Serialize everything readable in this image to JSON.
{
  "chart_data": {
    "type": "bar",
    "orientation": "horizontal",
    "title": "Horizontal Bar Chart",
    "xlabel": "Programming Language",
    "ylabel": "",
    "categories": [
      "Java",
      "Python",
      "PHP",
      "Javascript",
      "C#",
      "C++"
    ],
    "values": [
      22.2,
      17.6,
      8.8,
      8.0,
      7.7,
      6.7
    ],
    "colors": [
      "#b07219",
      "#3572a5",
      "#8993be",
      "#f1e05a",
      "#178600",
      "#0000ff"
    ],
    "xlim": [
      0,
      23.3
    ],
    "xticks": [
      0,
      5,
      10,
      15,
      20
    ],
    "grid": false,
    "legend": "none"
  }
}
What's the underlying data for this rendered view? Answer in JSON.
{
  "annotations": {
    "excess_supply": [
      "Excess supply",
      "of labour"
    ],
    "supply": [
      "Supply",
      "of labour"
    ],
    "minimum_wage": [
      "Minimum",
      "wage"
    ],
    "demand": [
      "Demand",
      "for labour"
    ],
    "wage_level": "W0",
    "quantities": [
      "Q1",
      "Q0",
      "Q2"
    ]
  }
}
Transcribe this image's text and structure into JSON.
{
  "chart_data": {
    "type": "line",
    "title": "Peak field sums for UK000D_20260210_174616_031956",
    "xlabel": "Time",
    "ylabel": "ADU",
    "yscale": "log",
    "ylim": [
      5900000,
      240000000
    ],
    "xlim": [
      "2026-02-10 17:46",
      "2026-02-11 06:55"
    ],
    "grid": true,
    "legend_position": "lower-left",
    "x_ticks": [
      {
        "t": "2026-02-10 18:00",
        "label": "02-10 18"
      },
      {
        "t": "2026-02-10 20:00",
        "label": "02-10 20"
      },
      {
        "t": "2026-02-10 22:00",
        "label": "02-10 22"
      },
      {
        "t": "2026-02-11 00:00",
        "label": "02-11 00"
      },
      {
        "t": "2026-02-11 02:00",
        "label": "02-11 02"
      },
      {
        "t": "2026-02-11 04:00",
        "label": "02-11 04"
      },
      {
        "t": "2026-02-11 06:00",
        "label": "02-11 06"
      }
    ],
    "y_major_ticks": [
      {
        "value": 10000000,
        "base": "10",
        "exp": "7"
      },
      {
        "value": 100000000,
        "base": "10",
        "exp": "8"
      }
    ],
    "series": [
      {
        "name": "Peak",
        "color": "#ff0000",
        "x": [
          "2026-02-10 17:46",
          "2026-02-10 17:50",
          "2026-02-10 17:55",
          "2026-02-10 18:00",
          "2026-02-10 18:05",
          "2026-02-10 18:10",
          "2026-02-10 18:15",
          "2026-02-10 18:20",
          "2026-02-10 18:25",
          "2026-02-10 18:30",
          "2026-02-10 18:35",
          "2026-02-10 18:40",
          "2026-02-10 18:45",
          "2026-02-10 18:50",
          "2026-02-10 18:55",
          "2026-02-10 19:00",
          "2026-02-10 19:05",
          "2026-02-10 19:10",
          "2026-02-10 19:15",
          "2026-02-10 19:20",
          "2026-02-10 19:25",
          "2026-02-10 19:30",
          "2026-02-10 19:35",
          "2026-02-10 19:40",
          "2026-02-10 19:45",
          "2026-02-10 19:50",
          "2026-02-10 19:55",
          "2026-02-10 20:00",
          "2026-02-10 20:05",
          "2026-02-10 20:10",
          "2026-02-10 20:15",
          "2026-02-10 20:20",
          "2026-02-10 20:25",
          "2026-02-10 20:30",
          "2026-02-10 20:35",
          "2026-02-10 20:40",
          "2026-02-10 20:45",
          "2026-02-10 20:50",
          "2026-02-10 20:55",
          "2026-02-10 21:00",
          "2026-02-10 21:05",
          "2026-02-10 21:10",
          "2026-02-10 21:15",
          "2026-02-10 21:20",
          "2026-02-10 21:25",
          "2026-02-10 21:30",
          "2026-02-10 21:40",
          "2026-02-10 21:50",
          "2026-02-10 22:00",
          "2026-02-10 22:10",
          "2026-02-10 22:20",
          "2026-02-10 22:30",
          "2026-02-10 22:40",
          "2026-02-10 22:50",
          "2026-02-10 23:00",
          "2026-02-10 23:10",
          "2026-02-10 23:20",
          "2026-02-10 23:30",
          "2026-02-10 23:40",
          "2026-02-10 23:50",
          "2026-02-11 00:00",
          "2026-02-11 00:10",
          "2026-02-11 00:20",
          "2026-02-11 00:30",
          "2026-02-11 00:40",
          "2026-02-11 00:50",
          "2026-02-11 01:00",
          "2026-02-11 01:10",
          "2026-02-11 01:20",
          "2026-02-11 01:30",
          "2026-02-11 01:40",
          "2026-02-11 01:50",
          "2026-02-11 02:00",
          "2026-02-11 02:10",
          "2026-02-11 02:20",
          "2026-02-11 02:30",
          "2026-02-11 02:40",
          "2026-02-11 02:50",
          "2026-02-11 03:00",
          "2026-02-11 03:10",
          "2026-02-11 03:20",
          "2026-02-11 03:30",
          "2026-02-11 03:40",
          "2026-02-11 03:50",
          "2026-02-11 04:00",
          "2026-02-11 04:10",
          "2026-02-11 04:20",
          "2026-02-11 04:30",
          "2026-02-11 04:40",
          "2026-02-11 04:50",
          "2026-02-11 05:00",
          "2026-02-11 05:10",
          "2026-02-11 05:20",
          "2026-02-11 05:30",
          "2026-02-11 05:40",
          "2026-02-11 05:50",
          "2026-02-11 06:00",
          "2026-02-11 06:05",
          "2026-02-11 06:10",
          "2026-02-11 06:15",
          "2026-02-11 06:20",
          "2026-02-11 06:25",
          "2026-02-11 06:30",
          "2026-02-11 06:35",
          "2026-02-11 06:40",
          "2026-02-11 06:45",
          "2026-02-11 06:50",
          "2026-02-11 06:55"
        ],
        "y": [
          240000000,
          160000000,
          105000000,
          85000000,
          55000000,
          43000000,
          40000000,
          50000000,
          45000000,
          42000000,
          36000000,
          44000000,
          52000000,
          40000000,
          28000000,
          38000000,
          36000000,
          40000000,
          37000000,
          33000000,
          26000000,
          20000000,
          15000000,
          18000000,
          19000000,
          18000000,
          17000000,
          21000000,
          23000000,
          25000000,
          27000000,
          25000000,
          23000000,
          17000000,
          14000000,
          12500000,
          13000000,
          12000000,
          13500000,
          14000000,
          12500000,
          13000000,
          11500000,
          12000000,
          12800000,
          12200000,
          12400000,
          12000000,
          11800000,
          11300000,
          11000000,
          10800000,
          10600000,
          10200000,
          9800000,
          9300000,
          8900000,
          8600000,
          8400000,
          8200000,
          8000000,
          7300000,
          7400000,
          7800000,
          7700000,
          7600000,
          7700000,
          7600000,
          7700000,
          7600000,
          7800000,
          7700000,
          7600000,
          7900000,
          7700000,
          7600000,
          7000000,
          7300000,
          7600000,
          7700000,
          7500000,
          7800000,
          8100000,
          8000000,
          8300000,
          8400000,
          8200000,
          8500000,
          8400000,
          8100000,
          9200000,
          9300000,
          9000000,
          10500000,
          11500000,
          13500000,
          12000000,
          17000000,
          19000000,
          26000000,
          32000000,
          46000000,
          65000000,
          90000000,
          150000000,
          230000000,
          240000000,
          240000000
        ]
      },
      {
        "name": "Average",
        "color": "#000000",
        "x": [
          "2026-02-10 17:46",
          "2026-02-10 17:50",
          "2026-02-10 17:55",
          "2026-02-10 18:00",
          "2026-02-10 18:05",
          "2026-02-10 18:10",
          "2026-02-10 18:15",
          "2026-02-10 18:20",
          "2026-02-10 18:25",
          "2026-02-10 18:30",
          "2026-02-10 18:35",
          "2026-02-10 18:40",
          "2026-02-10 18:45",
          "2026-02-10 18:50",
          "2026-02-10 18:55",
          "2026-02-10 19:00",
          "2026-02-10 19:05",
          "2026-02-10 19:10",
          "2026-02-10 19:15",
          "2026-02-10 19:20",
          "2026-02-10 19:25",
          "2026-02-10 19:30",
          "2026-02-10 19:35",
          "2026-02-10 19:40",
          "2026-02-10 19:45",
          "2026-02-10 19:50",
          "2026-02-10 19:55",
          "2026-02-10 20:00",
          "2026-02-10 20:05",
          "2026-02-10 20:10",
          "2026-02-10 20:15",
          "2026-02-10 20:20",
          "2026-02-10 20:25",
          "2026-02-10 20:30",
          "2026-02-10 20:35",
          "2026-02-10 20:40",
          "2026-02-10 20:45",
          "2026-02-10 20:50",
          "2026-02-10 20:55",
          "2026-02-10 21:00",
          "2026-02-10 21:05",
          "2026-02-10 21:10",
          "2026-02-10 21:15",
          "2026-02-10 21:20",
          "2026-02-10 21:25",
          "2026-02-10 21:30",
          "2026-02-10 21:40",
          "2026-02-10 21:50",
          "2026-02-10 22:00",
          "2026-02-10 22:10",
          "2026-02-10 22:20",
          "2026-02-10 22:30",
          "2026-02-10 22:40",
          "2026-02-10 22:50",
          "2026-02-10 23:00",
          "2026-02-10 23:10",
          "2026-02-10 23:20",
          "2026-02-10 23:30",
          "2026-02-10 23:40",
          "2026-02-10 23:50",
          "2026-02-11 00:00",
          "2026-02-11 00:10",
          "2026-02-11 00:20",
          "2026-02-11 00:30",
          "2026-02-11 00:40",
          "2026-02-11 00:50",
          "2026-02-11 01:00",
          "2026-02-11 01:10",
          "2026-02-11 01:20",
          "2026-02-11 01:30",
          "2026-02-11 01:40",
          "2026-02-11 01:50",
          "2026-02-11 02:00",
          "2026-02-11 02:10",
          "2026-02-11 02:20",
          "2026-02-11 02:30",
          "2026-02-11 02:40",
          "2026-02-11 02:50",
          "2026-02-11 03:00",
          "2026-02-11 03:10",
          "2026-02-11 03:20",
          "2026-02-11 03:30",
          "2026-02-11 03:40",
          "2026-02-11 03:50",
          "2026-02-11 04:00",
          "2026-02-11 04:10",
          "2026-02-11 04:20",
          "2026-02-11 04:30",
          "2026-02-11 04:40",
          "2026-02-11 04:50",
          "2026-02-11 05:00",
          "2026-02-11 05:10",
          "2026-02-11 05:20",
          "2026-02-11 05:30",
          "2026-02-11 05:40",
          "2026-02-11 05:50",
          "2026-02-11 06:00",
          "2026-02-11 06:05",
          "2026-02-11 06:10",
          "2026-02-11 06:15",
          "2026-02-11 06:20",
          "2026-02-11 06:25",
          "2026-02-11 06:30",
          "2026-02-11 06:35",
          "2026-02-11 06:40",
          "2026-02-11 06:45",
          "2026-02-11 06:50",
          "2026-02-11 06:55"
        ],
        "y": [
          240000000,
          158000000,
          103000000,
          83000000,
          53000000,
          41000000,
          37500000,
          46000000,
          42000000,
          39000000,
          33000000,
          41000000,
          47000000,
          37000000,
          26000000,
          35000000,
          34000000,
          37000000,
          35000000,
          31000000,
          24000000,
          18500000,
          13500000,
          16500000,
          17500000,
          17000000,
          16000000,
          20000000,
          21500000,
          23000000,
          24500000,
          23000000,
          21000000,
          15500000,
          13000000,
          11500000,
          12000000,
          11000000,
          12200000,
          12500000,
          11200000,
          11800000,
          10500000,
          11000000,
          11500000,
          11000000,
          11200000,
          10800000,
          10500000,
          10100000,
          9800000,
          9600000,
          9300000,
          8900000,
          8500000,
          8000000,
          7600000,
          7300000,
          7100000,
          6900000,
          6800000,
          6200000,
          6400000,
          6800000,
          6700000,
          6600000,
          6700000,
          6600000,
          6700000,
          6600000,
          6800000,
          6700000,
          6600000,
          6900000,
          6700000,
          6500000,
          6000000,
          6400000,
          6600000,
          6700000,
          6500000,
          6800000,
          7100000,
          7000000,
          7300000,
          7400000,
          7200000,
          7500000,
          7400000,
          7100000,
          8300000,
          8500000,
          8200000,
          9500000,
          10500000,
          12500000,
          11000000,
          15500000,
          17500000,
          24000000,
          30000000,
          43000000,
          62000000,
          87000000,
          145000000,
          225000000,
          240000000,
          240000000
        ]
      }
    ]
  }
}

* * * * * * *

Look over the listing. Pull out every line with the string "this" in it.

**EXERCISE RESPONSE:**
Serialize everything readable in this image to JSON.
What's the underlying data for this rendered view? Answer in JSON.
Transcribe this image's text and structure into JSON.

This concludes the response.